:: AIM OF THE EXERCISE ::
Write out every entry exactly as it appears.

-*-

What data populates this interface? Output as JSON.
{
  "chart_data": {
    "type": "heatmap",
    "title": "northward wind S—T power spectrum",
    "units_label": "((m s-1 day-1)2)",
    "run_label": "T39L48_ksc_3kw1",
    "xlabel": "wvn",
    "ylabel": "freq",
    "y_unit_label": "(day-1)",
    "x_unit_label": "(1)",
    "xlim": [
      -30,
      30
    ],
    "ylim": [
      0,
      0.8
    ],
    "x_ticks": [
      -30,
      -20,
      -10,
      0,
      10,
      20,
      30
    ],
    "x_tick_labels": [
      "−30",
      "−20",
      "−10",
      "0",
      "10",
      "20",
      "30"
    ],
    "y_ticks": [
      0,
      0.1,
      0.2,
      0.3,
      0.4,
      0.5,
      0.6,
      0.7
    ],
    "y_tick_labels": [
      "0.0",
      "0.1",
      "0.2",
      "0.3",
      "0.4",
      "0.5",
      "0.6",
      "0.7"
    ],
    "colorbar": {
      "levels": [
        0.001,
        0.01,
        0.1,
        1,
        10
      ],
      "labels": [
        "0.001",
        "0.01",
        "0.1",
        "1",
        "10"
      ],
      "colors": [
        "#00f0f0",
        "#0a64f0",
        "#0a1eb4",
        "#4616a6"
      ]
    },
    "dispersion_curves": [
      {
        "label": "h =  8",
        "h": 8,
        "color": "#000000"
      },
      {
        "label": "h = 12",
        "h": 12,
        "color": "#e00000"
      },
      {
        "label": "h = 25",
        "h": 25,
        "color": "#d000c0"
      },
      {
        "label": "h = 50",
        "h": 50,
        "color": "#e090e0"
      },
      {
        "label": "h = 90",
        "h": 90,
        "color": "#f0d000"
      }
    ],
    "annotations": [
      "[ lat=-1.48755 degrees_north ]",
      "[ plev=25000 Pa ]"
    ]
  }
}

-*-

:: REPLY TO THE TASK ::
What data populates this interface? Output as JSON.
{
  "chart_data": {
    "type": "heatmap",
    "title": "northward wind S—T power spectrum",
    "units_label": "((m s-1 day-1)2)",
    "run_label": "T39L48_ksc_3kw1",
    "xlabel": "wvn",
    "ylabel": "freq",
    "y_unit_label": "(day-1)",
    "x_unit_label": "(1)",
    "xlim": [
      -30,
      30
    ],
    "ylim": [
      0,
      0.8
    ],
    "x_ticks": [
      -30,
      -20,
      -10,
      0,
      10,
      20,
      30
    ],
    "x_tick_labels": [
      "−30",
      "−20",
      "−10",
      "0",
      "10",
      "20",
      "30"
    ],
    "y_ticks": [
      0,
      0.1,
      0.2,
      0.3,
      0.4,
      0.5,
      0.6,
      0.7
    ],
    "y_tick_labels": [
      "0.0",
      "0.1",
      "0.2",
      "0.3",
      "0.4",
      "0.5",
      "0.6",
      "0.7"
    ],
    "colorbar": {
      "levels": [
        0.001,
        0.01,
        0.1,
        1,
        10
      ],
      "labels": [
        "0.001",
        "0.01",
        "0.1",
        "1",
        "10"
      ],
      "colors": [
        "#00f0f0",
        "#0a64f0",
        "#0a1eb4",
        "#4616a6"
      ]
    },
    "dispersion_curves": [
      {
        "label": "h =  8",
        "h": 8,
        "color": "#000000"
      },
      {
        "label": "h = 12",
        "h": 12,
        "color": "#e00000"
      },
      {
        "label": "h = 25",
        "h": 25,
        "color": "#d000c0"
      },
      {
        "label": "h = 50",
        "h": 50,
        "color": "#e090e0"
      },
      {
        "label": "h = 90",
        "h": 90,
        "color": "#f0d000"
      }
    ],
    "annotations": [
      "[ lat=-1.48755 degrees_north ]",
      "[ plev=25000 Pa ]"
    ]
  }
}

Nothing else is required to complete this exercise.